(Stored dataset items)
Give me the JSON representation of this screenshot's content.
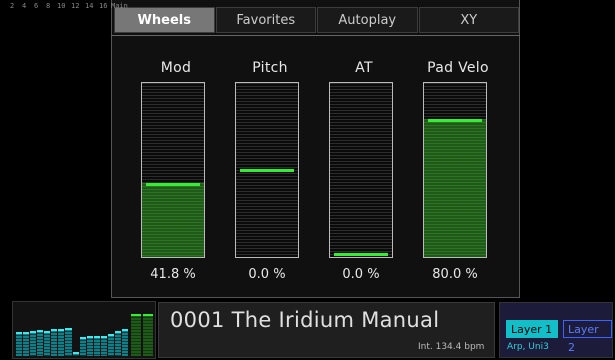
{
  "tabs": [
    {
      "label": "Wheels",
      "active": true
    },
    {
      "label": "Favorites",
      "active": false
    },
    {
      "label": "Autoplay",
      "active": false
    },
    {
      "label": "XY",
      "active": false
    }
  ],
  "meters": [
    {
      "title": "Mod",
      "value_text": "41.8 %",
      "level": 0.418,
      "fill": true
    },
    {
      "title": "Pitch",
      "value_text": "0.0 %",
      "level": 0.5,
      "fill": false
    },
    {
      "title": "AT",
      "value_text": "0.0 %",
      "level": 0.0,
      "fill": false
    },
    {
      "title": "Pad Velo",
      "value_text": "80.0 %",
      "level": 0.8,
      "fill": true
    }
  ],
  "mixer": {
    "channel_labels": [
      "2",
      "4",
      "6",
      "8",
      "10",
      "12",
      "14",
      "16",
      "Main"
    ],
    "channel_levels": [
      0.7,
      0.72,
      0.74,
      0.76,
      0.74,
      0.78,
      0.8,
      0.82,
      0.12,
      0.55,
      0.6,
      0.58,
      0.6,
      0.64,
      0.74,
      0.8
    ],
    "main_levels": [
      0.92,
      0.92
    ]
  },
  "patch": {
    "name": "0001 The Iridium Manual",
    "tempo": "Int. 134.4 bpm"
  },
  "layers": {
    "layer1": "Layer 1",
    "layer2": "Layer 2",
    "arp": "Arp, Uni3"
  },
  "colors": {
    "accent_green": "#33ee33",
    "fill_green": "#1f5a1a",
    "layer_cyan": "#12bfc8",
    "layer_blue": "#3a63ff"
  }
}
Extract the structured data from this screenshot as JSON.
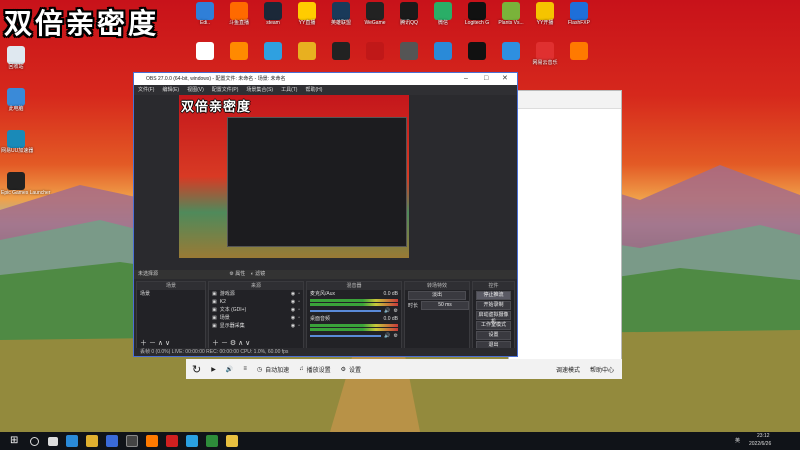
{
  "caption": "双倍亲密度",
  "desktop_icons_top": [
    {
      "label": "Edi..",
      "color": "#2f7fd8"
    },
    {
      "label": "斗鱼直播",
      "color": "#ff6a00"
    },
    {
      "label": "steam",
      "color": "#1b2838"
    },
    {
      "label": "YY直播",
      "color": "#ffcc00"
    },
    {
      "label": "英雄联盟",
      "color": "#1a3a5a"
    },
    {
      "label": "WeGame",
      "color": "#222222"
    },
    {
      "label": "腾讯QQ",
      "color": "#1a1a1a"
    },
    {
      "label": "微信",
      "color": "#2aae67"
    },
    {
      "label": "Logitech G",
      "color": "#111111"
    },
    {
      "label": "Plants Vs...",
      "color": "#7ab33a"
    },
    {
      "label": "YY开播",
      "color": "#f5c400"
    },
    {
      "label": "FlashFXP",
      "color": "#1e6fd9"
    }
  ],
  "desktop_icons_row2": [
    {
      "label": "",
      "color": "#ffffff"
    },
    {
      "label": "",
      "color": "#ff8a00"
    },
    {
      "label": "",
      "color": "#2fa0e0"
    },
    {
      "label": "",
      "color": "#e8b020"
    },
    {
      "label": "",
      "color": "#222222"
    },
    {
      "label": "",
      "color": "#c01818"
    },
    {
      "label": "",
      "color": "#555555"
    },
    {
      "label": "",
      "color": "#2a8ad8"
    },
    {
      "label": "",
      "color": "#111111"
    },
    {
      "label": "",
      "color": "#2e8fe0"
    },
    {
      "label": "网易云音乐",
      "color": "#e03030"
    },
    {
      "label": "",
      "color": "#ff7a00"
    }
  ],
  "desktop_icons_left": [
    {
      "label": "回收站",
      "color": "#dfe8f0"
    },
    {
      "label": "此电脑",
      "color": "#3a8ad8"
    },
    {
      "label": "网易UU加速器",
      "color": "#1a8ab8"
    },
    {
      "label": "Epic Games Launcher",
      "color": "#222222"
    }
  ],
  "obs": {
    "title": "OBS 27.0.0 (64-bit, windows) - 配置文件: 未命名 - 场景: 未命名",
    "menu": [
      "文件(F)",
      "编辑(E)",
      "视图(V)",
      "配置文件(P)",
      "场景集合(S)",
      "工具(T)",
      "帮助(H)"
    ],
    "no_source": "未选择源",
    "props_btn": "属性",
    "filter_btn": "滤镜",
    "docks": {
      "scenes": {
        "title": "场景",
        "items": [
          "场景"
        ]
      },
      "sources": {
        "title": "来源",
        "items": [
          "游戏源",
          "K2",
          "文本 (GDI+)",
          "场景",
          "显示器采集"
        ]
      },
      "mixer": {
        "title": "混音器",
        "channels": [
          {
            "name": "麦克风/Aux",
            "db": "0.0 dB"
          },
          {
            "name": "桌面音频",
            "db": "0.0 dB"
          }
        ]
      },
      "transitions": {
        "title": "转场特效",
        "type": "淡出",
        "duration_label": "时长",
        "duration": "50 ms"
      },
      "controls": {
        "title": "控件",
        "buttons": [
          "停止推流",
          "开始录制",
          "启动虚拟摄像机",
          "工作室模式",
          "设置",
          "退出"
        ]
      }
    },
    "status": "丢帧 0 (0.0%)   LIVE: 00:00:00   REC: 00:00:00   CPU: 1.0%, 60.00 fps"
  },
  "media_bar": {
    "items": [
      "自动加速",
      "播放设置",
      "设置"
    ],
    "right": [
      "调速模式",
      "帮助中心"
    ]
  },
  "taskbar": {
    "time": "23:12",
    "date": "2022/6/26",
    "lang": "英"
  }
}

> _Goal of the exercise_: Copy every line above that includes the string "配置文件".

> _Task answer_:
    "title": "OBS 27.0.0 (64-bit, windows) - 配置文件: 未命名 - 场景: 未命名",
      "配置文件(P)",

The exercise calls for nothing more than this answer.